Format each item below as a JSON list of strings, with one string for every line and blank lines omitted.
━━━━━ SOURCE MATERIAL
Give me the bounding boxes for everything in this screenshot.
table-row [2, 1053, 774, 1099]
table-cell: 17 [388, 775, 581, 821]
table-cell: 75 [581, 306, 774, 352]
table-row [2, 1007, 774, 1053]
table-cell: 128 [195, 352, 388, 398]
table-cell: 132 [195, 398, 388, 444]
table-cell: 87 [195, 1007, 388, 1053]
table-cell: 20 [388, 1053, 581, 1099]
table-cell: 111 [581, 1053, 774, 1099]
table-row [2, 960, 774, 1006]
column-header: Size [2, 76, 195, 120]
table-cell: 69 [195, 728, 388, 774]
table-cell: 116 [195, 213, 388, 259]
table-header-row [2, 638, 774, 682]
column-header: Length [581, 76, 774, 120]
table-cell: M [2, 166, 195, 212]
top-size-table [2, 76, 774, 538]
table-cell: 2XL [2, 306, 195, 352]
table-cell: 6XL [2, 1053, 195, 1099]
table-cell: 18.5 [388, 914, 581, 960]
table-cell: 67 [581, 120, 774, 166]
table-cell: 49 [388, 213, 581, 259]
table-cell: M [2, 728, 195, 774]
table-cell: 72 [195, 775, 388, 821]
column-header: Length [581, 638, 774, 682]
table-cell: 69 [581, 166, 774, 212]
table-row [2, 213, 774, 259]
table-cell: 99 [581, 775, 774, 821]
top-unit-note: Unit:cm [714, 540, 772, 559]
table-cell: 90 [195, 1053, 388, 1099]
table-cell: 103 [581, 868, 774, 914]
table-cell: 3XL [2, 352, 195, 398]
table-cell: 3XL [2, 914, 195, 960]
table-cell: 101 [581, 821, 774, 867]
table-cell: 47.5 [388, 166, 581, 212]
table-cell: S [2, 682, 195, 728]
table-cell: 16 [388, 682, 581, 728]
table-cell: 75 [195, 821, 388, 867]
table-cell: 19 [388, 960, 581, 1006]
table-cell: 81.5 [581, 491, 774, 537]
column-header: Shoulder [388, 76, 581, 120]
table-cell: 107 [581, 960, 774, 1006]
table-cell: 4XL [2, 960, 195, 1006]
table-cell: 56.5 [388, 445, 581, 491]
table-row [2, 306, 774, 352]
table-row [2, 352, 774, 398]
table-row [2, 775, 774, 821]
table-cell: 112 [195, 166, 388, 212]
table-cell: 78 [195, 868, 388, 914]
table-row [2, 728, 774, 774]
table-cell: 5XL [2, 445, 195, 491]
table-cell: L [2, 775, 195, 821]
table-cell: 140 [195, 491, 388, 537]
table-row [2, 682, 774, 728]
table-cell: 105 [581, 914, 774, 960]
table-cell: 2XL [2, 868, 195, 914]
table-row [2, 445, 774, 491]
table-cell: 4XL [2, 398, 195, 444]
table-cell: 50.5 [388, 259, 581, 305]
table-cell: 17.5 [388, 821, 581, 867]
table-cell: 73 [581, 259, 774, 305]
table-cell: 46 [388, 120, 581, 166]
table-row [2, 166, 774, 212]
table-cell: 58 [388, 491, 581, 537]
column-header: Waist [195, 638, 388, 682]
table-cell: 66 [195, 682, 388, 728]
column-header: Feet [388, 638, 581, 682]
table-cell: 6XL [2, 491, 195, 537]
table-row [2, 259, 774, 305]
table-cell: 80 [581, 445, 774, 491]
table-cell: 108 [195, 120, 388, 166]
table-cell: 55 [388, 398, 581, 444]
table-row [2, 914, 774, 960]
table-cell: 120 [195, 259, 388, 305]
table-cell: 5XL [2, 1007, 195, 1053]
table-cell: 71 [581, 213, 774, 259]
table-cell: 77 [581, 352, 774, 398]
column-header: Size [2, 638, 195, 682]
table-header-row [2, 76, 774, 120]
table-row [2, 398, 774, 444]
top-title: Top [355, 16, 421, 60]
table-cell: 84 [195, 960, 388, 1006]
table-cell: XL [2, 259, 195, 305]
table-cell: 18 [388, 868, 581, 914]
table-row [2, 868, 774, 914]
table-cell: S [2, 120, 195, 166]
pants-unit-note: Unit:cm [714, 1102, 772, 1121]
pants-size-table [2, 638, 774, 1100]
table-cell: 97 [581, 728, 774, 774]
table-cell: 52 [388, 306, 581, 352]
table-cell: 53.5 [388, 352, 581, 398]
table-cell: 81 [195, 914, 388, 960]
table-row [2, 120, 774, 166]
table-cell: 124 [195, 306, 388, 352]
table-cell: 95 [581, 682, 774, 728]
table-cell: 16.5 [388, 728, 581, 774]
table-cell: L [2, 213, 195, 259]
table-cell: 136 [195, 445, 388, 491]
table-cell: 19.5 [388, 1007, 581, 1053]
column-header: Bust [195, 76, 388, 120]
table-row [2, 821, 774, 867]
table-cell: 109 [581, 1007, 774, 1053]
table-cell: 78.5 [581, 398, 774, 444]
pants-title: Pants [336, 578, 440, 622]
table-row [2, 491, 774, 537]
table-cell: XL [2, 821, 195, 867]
━━━━━━━━━━
■ **THE ANSWER**:
[
  "Give me the bounding boxes for everything in this screenshot.",
  "table-row [2, 1053, 774, 1099]",
  "table-cell: 17 [388, 775, 581, 821]",
  "table-cell: 75 [581, 306, 774, 352]",
  "table-row [2, 1007, 774, 1053]",
  "table-cell: 128 [195, 352, 388, 398]",
  "table-cell: 132 [195, 398, 388, 444]",
  "table-cell: 87 [195, 1007, 388, 1053]",
  "table-cell: 20 [388, 1053, 581, 1099]",
  "table-cell: 111 [581, 1053, 774, 1099]",
  "table-row [2, 960, 774, 1006]",
  "column-header: Size [2, 76, 195, 120]",
  "table-cell: 69 [195, 728, 388, 774]",
  "table-cell: 116 [195, 213, 388, 259]",
  "table-header-row [2, 638, 774, 682]",
  "column-header: Length [581, 76, 774, 120]",
  "table-cell: M [2, 166, 195, 212]",
  "top-size-table [2, 76, 774, 538]",
  "table-cell: 2XL [2, 306, 195, 352]",
  "table-cell: 6XL [2, 1053, 195, 1099]",
  "table-cell: 18.5 [388, 914, 581, 960]",
  "table-cell: 67 [581, 120, 774, 166]",
  "table-cell: 49 [388, 213, 581, 259]",
  "table-cell: M [2, 728, 195, 774]",
  "table-cell: 72 [195, 775, 388, 821]",
  "column-header: Length [581, 638, 774, 682]",
  "table-cell: 69 [581, 166, 774, 212]",
  "table-row [2, 213, 774, 259]",
  "table-cell: 99 [581, 775, 774, 821]",
  "top-unit-note: Unit:cm [714, 540, 772, 559]",
  "table-cell: 90 [195, 1053, 388, 1099]",
  "table-cell: 103 [581, 868, 774, 914]",
  "table-cell: 3XL [2, 352, 195, 398]",
  "table-cell: 3XL [2, 914, 195, 960]",
  "table-cell: 101 [581, 821, 774, 867]",
  "table-cell: 47.5 [388, 166, 581, 212]",
  "table-cell: S [2, 682, 195, 728]",
  "table-cell: 16 [388, 682, 581, 728]",
  "table-cell: 75 [195, 821, 388, 867]",
  "table-cell: 19 [388, 960, 581, 1006]",
  "table-cell: 81.5 [581, 491, 774, 537]",
  "column-header: Shoulder [388, 76, 581, 120]",
  "table-cell: 107 [581, 960, 774, 1006]",
  "table-cell: 4XL [2, 960, 195, 1006]",
  "table-cell: 56.5 [388, 445, 581, 491]",
  "table-row [2, 306, 774, 352]",
  "table-row [2, 352, 774, 398]",
  "table-row [2, 775, 774, 821]",
  "table-cell: 112 [195, 166, 388, 212]",
  "table-cell: 78 [195, 868, 388, 914]",
  "table-row [2, 728, 774, 774]",
  "table-cell: 5XL [2, 445, 195, 491]",
  "table-cell: L [2, 775, 195, 821]",
  "table-cell: 140 [195, 491, 388, 537]",
  "table-row [2, 682, 774, 728]",
  "table-cell: 105 [581, 914, 774, 960]",
  "table-cell: 2XL [2, 868, 195, 914]",
  "table-row [2, 445, 774, 491]",
  "table-cell: 4XL [2, 398, 195, 444]",
  "table-cell: 50.5 [388, 259, 581, 305]",
  "table-cell: 17.5 [388, 821, 581, 867]",
  "table-cell: 73 [581, 259, 774, 305]",
  "table-cell: 46 [388, 120, 581, 166]",
  "table-row [2, 166, 774, 212]",
  "table-cell: 58 [388, 491, 581, 537]",
  "column-header: Waist [195, 638, 388, 682]",
  "table-cell: 66 [195, 682, 388, 728]",
  "column-header: Feet [388, 638, 581, 682]",
  "table-cell: 6XL [2, 491, 195, 537]",
  "table-row [2, 259, 774, 305]",
  "table-cell: 80 [581, 445, 774, 491]",
  "table-cell: 108 [195, 120, 388, 166]",
  "table-cell: 55 [388, 398, 581, 444]",
  "table-row [2, 914, 774, 960]",
  "table-cell: 120 [195, 259, 388, 305]",
  "table-cell: 5XL [2, 1007, 195, 1053]",
  "table-cell: 71 [581, 213, 774, 259]",
  "table-cell: 77 [581, 352, 774, 398]",
  "column-header: Size [2, 638, 195, 682]",
  "table-header-row [2, 76, 774, 120]",
  "table-row [2, 398, 774, 444]",
  "top-title: Top [355, 16, 421, 60]",
  "table-cell: 84 [195, 960, 388, 1006]",
  "table-cell: XL [2, 259, 195, 305]",
  "table-cell: 18 [388, 868, 581, 914]",
  "table-row [2, 868, 774, 914]",
  "table-cell: S [2, 120, 195, 166]",
  "pants-unit-note: Unit:cm [714, 1102, 772, 1121]",
  "pants-size-table [2, 638, 774, 1100]",
  "table-cell: 97 [581, 728, 774, 774]",
  "table-cell: 52 [388, 306, 581, 352]",
  "table-cell: 53.5 [388, 352, 581, 398]",
  "table-cell: 81 [195, 914, 388, 960]",
  "table-row [2, 120, 774, 166]",
  "table-cell: 124 [195, 306, 388, 352]",
  "table-cell: 95 [581, 682, 774, 728]",
  "table-cell: 16.5 [388, 728, 581, 774]",
  "table-cell: L [2, 213, 195, 259]",
  "table-cell: 136 [195, 445, 388, 491]",
  "table-cell: 19.5 [388, 1007, 581, 1053]",
  "column-header: Bust [195, 76, 388, 120]",
  "table-row [2, 821, 774, 867]",
  "table-cell: 109 [581, 1007, 774, 1053]",
  "table-cell: 78.5 [581, 398, 774, 444]",
  "pants-title: Pants [336, 578, 440, 622]",
  "table-row [2, 491, 774, 537]",
  "table-cell: XL [2, 821, 195, 867]"
]